## TASK DESCRIPTION
Keep only the lines of the listing that include the word "Сообщение", and copy them.

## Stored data

_ _ _

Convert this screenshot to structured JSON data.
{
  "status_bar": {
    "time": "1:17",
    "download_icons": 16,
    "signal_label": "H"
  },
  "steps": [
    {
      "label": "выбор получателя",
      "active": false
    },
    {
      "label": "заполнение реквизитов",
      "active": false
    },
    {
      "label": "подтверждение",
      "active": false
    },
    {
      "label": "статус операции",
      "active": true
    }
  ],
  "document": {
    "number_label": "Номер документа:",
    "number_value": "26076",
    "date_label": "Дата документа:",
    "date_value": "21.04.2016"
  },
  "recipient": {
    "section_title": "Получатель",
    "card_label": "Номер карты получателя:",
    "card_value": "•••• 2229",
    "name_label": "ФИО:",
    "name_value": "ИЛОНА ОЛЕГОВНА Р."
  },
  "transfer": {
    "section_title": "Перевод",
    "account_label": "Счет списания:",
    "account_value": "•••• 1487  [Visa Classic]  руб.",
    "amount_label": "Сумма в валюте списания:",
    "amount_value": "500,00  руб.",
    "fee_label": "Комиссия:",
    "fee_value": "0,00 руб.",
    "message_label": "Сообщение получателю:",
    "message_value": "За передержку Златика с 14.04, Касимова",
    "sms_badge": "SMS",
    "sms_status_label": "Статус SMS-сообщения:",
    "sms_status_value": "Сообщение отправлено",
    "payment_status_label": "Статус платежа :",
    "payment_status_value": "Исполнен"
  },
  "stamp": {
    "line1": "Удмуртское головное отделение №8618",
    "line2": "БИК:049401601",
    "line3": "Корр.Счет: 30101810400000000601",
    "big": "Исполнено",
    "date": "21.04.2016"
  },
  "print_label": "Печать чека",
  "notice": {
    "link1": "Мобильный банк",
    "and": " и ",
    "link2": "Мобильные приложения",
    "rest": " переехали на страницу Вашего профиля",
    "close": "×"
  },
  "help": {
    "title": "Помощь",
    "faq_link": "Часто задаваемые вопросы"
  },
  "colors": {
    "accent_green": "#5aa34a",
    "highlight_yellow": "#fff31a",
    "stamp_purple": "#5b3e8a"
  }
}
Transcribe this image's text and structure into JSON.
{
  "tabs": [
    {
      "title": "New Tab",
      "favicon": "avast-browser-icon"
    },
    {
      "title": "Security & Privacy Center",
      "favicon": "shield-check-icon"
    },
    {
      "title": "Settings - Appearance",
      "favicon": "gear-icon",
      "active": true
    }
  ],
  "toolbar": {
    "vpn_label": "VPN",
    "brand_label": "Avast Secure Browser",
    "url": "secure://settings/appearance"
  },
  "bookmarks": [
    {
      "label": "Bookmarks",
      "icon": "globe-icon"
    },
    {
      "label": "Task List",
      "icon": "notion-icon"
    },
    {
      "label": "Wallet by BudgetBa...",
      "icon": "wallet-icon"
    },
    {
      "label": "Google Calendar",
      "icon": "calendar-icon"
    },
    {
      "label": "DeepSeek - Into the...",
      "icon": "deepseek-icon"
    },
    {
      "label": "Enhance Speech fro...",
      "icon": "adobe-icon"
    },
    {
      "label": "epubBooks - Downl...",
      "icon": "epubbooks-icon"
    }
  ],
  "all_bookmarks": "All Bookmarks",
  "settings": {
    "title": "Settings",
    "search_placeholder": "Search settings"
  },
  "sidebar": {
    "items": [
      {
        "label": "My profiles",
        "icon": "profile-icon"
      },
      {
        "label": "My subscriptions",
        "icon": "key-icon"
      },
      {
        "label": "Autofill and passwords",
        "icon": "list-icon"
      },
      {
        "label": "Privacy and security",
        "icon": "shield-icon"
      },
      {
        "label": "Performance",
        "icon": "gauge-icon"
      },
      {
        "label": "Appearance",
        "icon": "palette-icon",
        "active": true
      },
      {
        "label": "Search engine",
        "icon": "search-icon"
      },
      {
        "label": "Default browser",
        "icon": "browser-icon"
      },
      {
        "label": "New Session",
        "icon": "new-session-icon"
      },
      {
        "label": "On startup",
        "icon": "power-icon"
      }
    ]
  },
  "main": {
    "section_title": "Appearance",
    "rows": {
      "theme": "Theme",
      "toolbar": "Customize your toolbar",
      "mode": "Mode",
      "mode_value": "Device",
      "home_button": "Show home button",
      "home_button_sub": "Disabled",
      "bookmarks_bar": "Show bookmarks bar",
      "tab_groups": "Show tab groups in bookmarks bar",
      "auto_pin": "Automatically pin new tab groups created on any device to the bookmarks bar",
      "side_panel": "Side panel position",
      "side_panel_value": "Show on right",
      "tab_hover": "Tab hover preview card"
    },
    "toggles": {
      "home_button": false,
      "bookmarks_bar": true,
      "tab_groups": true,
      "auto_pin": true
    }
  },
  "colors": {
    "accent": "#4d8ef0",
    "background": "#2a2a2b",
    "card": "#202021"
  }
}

_ _ _

## REPLY
    "message_label": "Сообщение получателю:",
    "sms_status_value": "Сообщение отправлено",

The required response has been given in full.